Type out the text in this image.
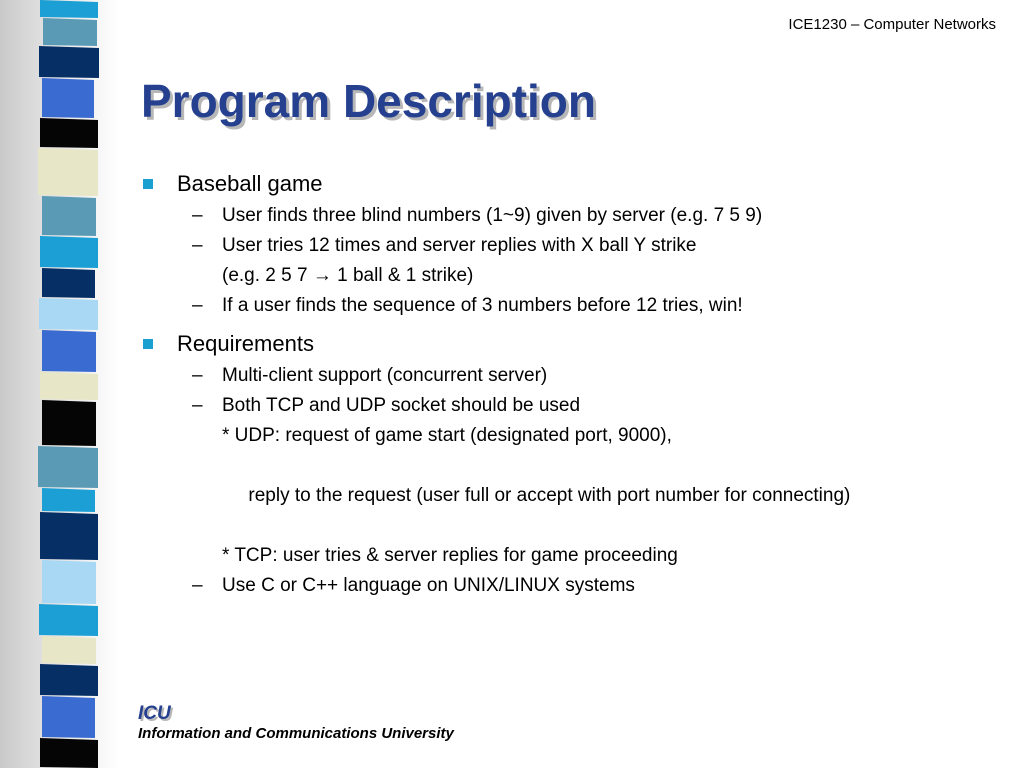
ICE1230 – Computer Networks
Program Description
Baseball game
– User finds three blind numbers (1~9) given by server (e.g. 7 5 9)
– User tries 12 times and server replies with X ball Y strike
(e.g. 2 5 7 → 1 ball & 1 strike)
– If a user finds the sequence of 3 numbers before 12 tries, win!
Requirements
– Multi-client support (concurrent server)
– Both TCP and UDP socket should be used
* UDP: request of game start (designated port, 9000),

reply to the request (user full or accept with port number for connecting)

* TCP: user tries & server replies for game proceeding
– Use C or C++ language on UNIX/LINUX systems
ICU
Information and Communications University
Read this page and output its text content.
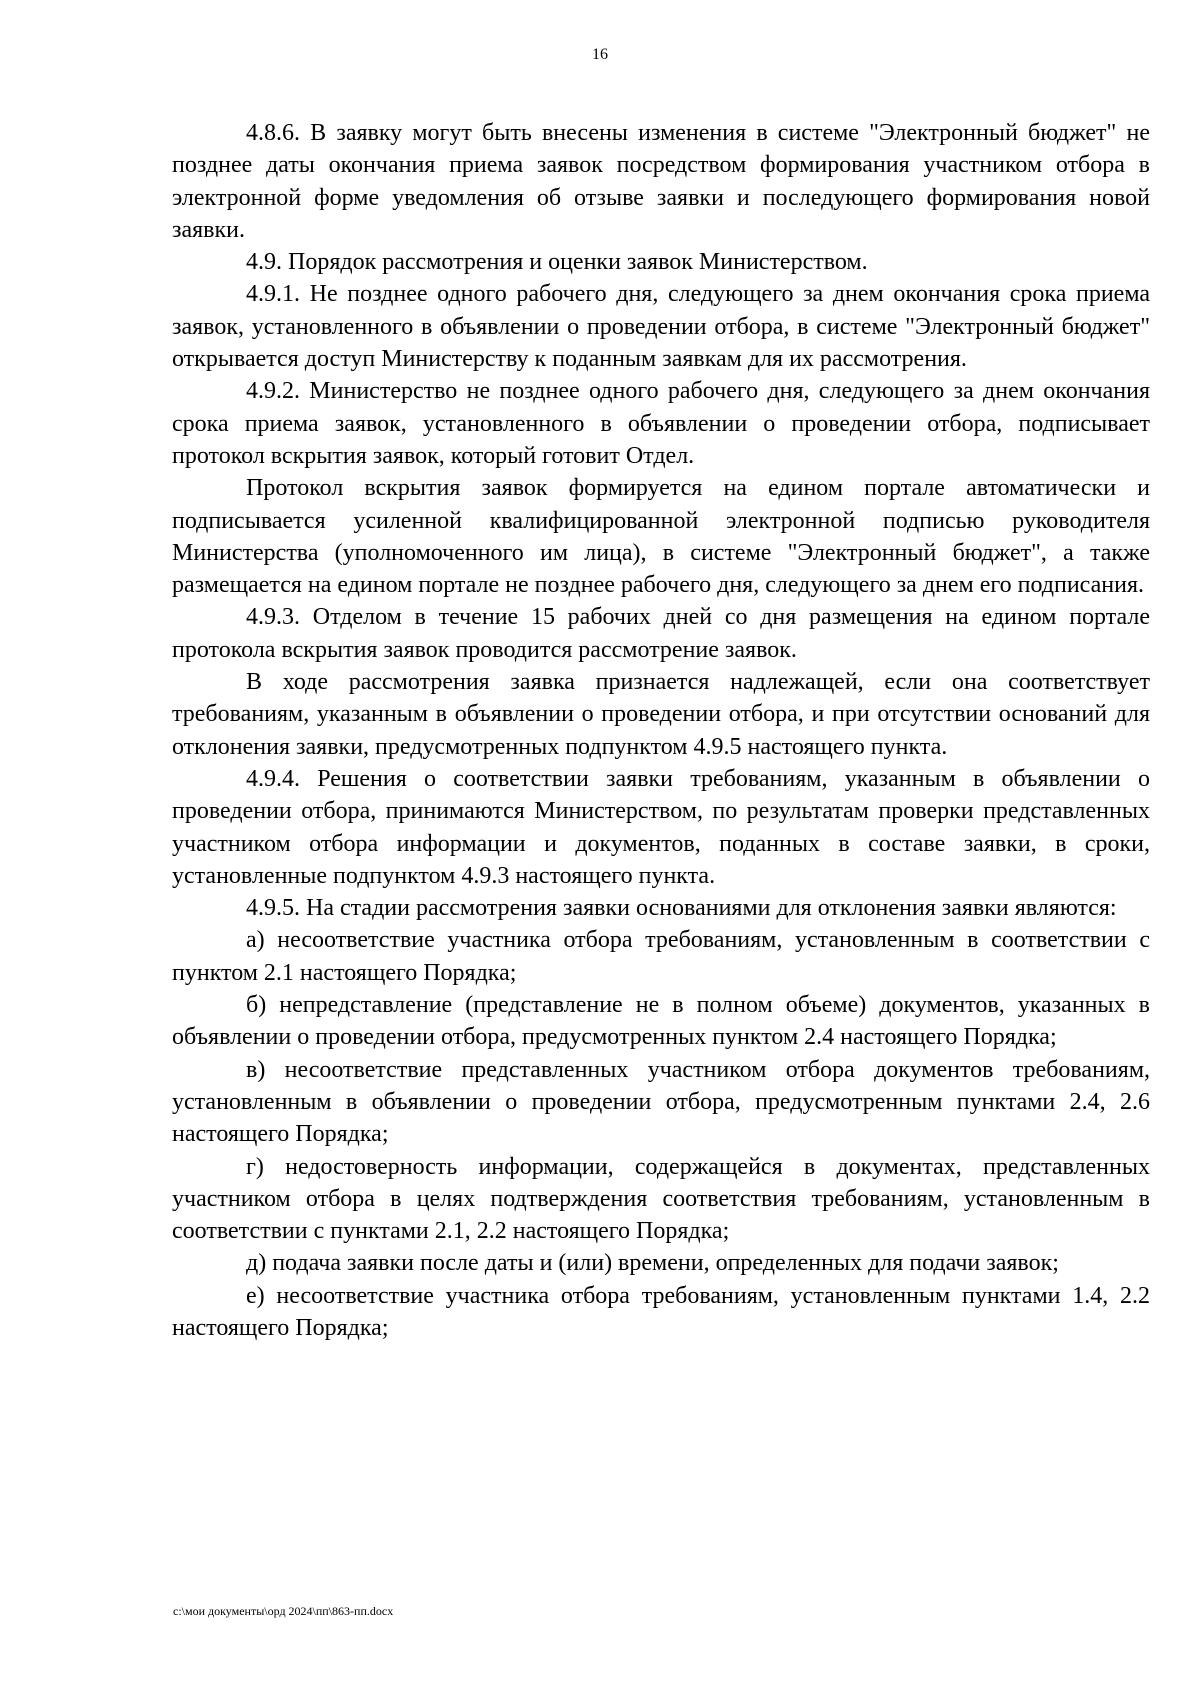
16

4.8.6. В заявку могут быть внесены изменения в системе "Электронный бюджет" не позднее даты окончания приема заявок посредством формирования участником отбора в электронной форме уведомления об отзыве заявки и последующего формирования новой заявки.

4.9. Порядок рассмотрения и оценки заявок Министерством.

4.9.1. Не позднее одного рабочего дня, следующего за днем окончания срока приема заявок, установленного в объявлении о проведении отбора, в системе "Электронный бюджет" открывается доступ Министерству к поданным заявкам для их рассмотрения.

4.9.2. Министерство не позднее одного рабочего дня, следующего за днем окончания срока приема заявок, установленного в объявлении о проведении отбора, подписывает протокол вскрытия заявок, который готовит Отдел.

Протокол вскрытия заявок формируется на едином портале автоматически и подписывается усиленной квалифицированной электронной подписью руководителя Министерства (уполномоченного им лица), в системе "Электронный бюджет", а также размещается на едином портале не позднее рабочего дня, следующего за днем его подписания.

4.9.3. Отделом в течение 15 рабочих дней со дня размещения на едином портале протокола вскрытия заявок проводится рассмотрение заявок.

В ходе рассмотрения заявка признается надлежащей, если она соответствует требованиям, указанным в объявлении о проведении отбора, и при отсутствии оснований для отклонения заявки, предусмотренных подпунктом 4.9.5 настоящего пункта.

4.9.4. Решения о соответствии заявки требованиям, указанным в объявлении о проведении отбора, принимаются Министерством, по результатам проверки представленных участником отбора информации и документов, поданных в составе заявки, в сроки, установленные подпунктом 4.9.3 настоящего пункта.

4.9.5. На стадии рассмотрения заявки основаниями для отклонения заявки являются:

а) несоответствие участника отбора требованиям, установленным в соответствии с пунктом 2.1 настоящего Порядка;

б) непредставление (представление не в полном объеме) документов, указанных в объявлении о проведении отбора, предусмотренных пунктом 2.4 настоящего Порядка;

в) несоответствие представленных участником отбора документов требованиям, установленным в объявлении о проведении отбора, предусмотренным пунктами 2.4, 2.6 настоящего Порядка;

г) недостоверность информации, содержащейся в документах, представленных участником отбора в целях подтверждения соответствия требованиям, установленным в соответствии с пунктами 2.1, 2.2 настоящего Порядка;

д) подача заявки после даты и (или) времени, определенных для подачи заявок;

е) несоответствие участника отбора требованиям, установленным пунктами 1.4, 2.2 настоящего Порядка;

c:\мои документы\орд 2024\пп\863-пп.docx
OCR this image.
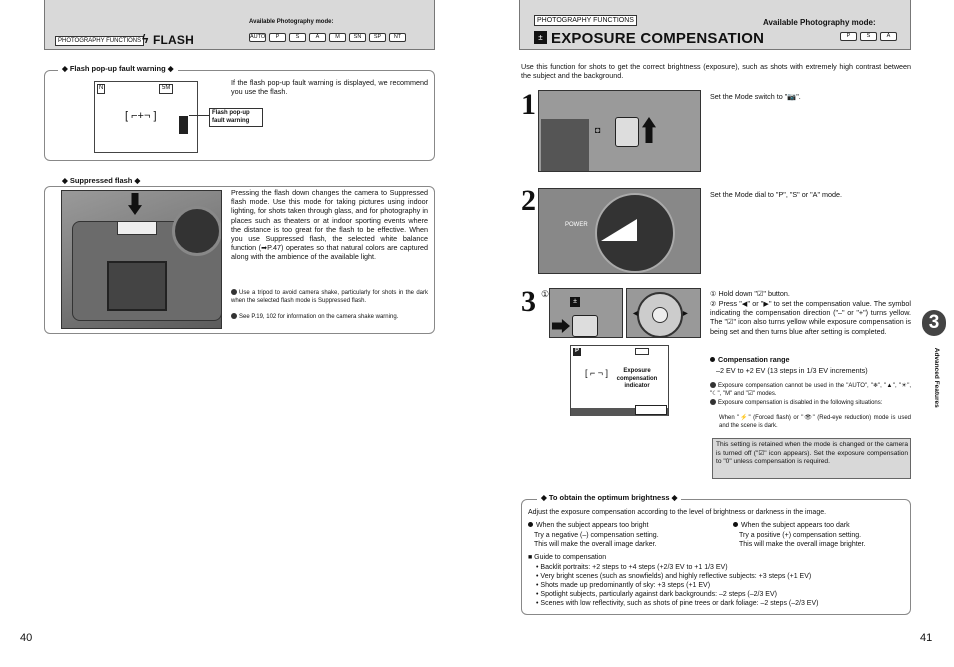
PHOTOGRAPHY FUNCTIONS ϟ FLASH
Available Photography mode:
AUTO	P	S	A	M	SN	SP	NT
◆ Flash pop-up fault warning ◆
N	5M
[ ⌐+¬ ]	Flash pop-up fault warning

If the flash pop-up fault warning is displayed, we recommend you use the flash.

◆ Suppressed flash ◆

Pressing the flash down changes the camera to Suppressed flash mode. Use this mode for taking pictures using indoor lighting, for shots taken through glass, and for photography in places such as theaters or at indoor sporting events where the distance is too great for the flash to be effective. When you use Suppressed flash, the selected white balance function (➡P.47) operates so that natural colors are captured along with the ambience of the available light.

Use a tripod to avoid camera shake, particularly for shots in the dark when the selected flash mode is Suppressed flash.

See P.19, 102 for information on the camera shake warning.

40
PHOTOGRAPHY FUNCTIONS
± EXPOSURE COMPENSATION
Available Photography mode:
P	S	A

Use this function for shots to get the correct brightness (exposure), such as shots with extremely high contrast between the subject and the background.

1
◘

Set the Mode switch to "📷".

2
POWER

Set the Mode dial to "P", "S" or "A" mode.

3 ①
±
◀	▶
P
[ ⌐ ¬ ]	Exposure compensation indicator

① Hold down "☑" button.

② Press "◀" or "▶" to set the compensation value. The symbol indicating the compensation direction ("–" or "+") turns yellow. The "☑" icon also turns yellow while exposure compensation is being set and then turns blue after setting is completed.

Compensation range

–2 EV to +2 EV (13 steps in 1/3 EV increments)

Exposure compensation cannot be used in the "AUTO", "❄", "▲", "☀", "☾", "M" and "☑" modes.

Exposure compensation is disabled in the following situations:

When "⚡" (Forced flash) or "👁" (Red-eye reduction) mode is used and the scene is dark.

This setting is retained when the mode is changed or the camera is turned off ("☑" icon appears). Set the exposure compensation to "0" unless compensation is required.

◆ To obtain the optimum brightness ◆

Adjust the exposure compensation according to the level of brightness or darkness in the image.

When the subject appears too bright

Try a negative (–) compensation setting.

This will make the overall image darker.

When the subject appears too dark

Try a positive (+) compensation setting.

This will make the overall image brighter.

■ Guide to compensation

• Backlit portraits: +2 steps to +4 steps (+2/3 EV to +1 1/3 EV)
• Very bright scenes (such as snowfields) and highly reflective subjects: +3 steps (+1 EV)
• Shots made up predominantly of sky: +3 steps (+1 EV)
• Spotlight subjects, particularly against dark backgrounds: –2 steps (–2/3 EV)
• Scenes with low reflectivity, such as shots of pine trees or dark foliage: –2 steps (–2/3 EV)
3
Advanced Features
41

» Instructions for the task
Make an exact copy of the data, leaving its pictures out.

» Final answer
Type out the text in this image.
ICE1230 – Computer Networks
Program Description
Baseball game
– User finds three blind numbers (1~9) given by server (e.g. 7 5 9)
– User tries 12 times and server replies with X ball Y strike
(e.g. 2 5 7 → 1 ball & 1 strike)
– If a user finds the sequence of 3 numbers before 12 tries, win!
Requirements
– Multi-client support (concurrent server)
– Both TCP and UDP socket should be used
* UDP: request of game start (designated port, 9000),

reply to the request (user full or accept with port number for connecting)

* TCP: user tries & server replies for game proceeding
– Use C or C++ language on UNIX/LINUX systems
ICU
Information and Communications University
Read this page and output its text content.
16

4.8.6. В заявку могут быть внесены изменения в системе "Электронный бюджет" не позднее даты окончания приема заявок посредством формирования участником отбора в электронной форме уведомления об отзыве заявки и последующего формирования новой заявки.

4.9. Порядок рассмотрения и оценки заявок Министерством.

4.9.1. Не позднее одного рабочего дня, следующего за днем окончания срока приема заявок, установленного в объявлении о проведении отбора, в системе "Электронный бюджет" открывается доступ Министерству к поданным заявкам для их рассмотрения.

4.9.2. Министерство не позднее одного рабочего дня, следующего за днем окончания срока приема заявок, установленного в объявлении о проведении отбора, подписывает протокол вскрытия заявок, который готовит Отдел.

Протокол вскрытия заявок формируется на едином портале автоматически и подписывается усиленной квалифицированной электронной подписью руководителя Министерства (уполномоченного им лица), в системе "Электронный бюджет", а также размещается на едином портале не позднее рабочего дня, следующего за днем его подписания.

4.9.3. Отделом в течение 15 рабочих дней со дня размещения на едином портале протокола вскрытия заявок проводится рассмотрение заявок.

В ходе рассмотрения заявка признается надлежащей, если она соответствует требованиям, указанным в объявлении о проведении отбора, и при отсутствии оснований для отклонения заявки, предусмотренных подпунктом 4.9.5 настоящего пункта.

4.9.4. Решения о соответствии заявки требованиям, указанным в объявлении о проведении отбора, принимаются Министерством, по результатам проверки представленных участником отбора информации и документов, поданных в составе заявки, в сроки, установленные подпунктом 4.9.3 настоящего пункта.

4.9.5. На стадии рассмотрения заявки основаниями для отклонения заявки являются:

а) несоответствие участника отбора требованиям, установленным в соответствии с пунктом 2.1 настоящего Порядка;

б) непредставление (представление не в полном объеме) документов, указанных в объявлении о проведении отбора, предусмотренных пунктом 2.4 настоящего Порядка;

в) несоответствие представленных участником отбора документов требованиям, установленным в объявлении о проведении отбора, предусмотренным пунктами 2.4, 2.6 настоящего Порядка;

г) недостоверность информации, содержащейся в документах, представленных участником отбора в целях подтверждения соответствия требованиям, установленным в соответствии с пунктами 2.1, 2.2 настоящего Порядка;

д) подача заявки после даты и (или) времени, определенных для подачи заявок;

е) несоответствие участника отбора требованиям, установленным пунктами 1.4, 2.2 настоящего Порядка;

c:\мои документы\орд 2024\пп\863-пп.docx
OCR this image.
PHOTOGRAPHY FUNCTIONS ϟ FLASH
Available Photography mode:
AUTO	P	S	A	M	SN	SP	NT
◆ Flash pop-up fault warning ◆
N	5M
[ ⌐+¬ ]	Flash pop-up fault warning

If the flash pop-up fault warning is displayed, we recommend you use the flash.

◆ Suppressed flash ◆

Pressing the flash down changes the camera to Suppressed flash mode. Use this mode for taking pictures using indoor lighting, for shots taken through glass, and for photography in places such as theaters or at indoor sporting events where the distance is too great for the flash to be effective. When you use Suppressed flash, the selected white balance function (➡P.47) operates so that natural colors are captured along with the ambience of the available light.

Use a tripod to avoid camera shake, particularly for shots in the dark when the selected flash mode is Suppressed flash.

See P.19, 102 for information on the camera shake warning.

40
PHOTOGRAPHY FUNCTIONS
± EXPOSURE COMPENSATION
Available Photography mode:
P	S	A

Use this function for shots to get the correct brightness (exposure), such as shots with extremely high contrast between the subject and the background.

1
◘

Set the Mode switch to "📷".

2
POWER

Set the Mode dial to "P", "S" or "A" mode.

3 ①
±
◀	▶
P
[ ⌐ ¬ ]	Exposure compensation indicator

① Hold down "☑" button.

② Press "◀" or "▶" to set the compensation value. The symbol indicating the compensation direction ("–" or "+") turns yellow. The "☑" icon also turns yellow while exposure compensation is being set and then turns blue after setting is completed.

Compensation range

–2 EV to +2 EV (13 steps in 1/3 EV increments)

Exposure compensation cannot be used in the "AUTO", "❄", "▲", "☀", "☾", "M" and "☑" modes.

Exposure compensation is disabled in the following situations:

When "⚡" (Forced flash) or "👁" (Red-eye reduction) mode is used and the scene is dark.

This setting is retained when the mode is changed or the camera is turned off ("☑" icon appears). Set the exposure compensation to "0" unless compensation is required.

◆ To obtain the optimum brightness ◆

Adjust the exposure compensation according to the level of brightness or darkness in the image.

When the subject appears too bright

Try a negative (–) compensation setting.

This will make the overall image darker.

When the subject appears too dark

Try a positive (+) compensation setting.

This will make the overall image brighter.

■ Guide to compensation

• Backlit portraits: +2 steps to +4 steps (+2/3 EV to +1 1/3 EV)
• Very bright scenes (such as snowfields) and highly reflective subjects: +3 steps (+1 EV)
• Shots made up predominantly of sky: +3 steps (+1 EV)
• Spotlight subjects, particularly against dark backgrounds: –2 steps (–2/3 EV)
• Scenes with low reflectivity, such as shots of pine trees or dark foliage: –2 steps (–2/3 EV)
3
Advanced Features
41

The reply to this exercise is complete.